§ **AIM**
From the entries that follow, list every line in which the string "Poverty" appears.

Excerpt from a dataset:
════════════════════

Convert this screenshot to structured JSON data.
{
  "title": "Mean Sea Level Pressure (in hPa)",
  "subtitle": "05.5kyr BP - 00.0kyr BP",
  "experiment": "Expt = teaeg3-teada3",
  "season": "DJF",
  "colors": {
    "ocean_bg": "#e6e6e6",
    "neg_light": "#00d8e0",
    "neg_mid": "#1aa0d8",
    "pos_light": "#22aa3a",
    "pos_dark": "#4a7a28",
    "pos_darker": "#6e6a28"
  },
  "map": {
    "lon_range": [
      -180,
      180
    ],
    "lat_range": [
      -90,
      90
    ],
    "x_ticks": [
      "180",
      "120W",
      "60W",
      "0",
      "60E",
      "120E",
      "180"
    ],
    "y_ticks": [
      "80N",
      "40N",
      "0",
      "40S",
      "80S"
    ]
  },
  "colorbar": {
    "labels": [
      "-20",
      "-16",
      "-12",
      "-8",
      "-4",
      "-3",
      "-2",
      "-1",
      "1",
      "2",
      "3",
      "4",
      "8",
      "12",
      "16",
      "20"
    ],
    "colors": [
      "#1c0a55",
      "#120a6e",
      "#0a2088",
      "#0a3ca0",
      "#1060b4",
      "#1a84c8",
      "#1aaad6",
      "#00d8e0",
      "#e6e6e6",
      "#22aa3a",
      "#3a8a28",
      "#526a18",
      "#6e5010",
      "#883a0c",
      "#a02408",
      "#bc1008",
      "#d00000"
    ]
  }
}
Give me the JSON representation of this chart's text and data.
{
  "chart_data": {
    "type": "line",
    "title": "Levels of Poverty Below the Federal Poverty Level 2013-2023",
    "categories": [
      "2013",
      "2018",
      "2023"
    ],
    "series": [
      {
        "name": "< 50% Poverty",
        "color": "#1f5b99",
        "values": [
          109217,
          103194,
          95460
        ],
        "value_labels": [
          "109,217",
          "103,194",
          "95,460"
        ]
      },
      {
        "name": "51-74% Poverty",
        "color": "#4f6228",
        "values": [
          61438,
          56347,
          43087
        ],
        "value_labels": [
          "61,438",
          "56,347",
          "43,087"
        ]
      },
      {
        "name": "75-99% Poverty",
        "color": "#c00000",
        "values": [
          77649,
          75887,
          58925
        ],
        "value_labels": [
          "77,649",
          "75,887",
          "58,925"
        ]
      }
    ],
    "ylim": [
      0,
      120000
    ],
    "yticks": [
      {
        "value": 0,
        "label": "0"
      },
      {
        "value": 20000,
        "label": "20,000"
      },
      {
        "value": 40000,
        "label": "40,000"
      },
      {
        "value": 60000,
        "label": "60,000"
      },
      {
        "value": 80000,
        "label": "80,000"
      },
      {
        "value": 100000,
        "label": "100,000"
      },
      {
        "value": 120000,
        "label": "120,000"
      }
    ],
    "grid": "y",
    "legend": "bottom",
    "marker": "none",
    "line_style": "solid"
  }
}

════════════════════

§ **CORRECT RESULT**
    "title": "Levels of Poverty Below the Federal Poverty Level 2013-2023",
        "name": "< 50% Poverty",
        "name": "51-74% Poverty",
        "name": "75-99% Poverty",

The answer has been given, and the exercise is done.